* begin *
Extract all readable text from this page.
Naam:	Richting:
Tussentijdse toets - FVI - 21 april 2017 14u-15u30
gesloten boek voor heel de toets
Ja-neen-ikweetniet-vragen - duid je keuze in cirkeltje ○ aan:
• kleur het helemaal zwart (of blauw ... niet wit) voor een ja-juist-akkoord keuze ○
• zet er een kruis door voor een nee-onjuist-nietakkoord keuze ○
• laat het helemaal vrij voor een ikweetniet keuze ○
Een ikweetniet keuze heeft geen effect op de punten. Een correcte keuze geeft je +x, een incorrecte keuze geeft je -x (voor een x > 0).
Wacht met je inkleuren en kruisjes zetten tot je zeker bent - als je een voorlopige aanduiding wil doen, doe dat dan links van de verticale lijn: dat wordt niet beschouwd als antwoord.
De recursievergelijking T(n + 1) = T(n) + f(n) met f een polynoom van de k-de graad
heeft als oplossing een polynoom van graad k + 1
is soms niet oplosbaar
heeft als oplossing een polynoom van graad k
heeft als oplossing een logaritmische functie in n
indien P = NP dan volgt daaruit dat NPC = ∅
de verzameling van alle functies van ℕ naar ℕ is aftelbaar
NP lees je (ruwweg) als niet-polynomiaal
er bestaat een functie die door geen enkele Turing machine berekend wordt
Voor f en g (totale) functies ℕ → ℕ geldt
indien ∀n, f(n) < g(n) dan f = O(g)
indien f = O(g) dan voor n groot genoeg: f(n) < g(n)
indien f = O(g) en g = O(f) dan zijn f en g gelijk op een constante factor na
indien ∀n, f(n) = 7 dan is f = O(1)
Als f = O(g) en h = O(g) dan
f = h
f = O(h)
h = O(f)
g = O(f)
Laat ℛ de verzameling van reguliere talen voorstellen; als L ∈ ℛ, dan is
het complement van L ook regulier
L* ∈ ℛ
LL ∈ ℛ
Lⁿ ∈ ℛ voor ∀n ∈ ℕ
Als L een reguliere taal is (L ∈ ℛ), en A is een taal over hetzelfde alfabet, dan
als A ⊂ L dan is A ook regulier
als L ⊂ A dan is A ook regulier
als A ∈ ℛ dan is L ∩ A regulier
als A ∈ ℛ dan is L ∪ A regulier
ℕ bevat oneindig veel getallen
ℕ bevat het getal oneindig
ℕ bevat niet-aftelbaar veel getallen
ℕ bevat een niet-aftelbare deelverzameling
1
* end *
* begin *
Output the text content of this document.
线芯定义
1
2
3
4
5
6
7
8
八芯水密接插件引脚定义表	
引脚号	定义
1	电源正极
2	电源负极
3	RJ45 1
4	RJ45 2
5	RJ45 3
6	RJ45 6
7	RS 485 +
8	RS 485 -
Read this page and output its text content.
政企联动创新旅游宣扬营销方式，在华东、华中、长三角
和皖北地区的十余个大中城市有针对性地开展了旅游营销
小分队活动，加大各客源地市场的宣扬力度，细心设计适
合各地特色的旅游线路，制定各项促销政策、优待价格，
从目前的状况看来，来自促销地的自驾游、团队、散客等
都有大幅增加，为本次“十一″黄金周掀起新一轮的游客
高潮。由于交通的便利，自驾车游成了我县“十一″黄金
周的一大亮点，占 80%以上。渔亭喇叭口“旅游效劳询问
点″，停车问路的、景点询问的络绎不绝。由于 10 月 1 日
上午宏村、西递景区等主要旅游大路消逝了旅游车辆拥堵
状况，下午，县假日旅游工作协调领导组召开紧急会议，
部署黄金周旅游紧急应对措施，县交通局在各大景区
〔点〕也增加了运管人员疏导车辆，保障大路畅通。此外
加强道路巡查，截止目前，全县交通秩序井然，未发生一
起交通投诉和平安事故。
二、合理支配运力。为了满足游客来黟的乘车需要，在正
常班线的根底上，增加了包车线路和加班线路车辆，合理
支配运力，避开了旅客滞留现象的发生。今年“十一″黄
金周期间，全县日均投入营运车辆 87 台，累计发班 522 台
* end *
• **Objective**
Note each line of the entries that has "heeft" in it, and copy those lines.

• **Solution for this exercise**
Een ikweetniet keuze heeft geen effect op de punten. Een correcte keuze geeft je +x, een incorrecte keuze geeft je -x (voor een x > 0).
heeft als oplossing een polynoom van graad k + 1
heeft als oplossing een polynoom van graad k
heeft als oplossing een logaritmische functie in n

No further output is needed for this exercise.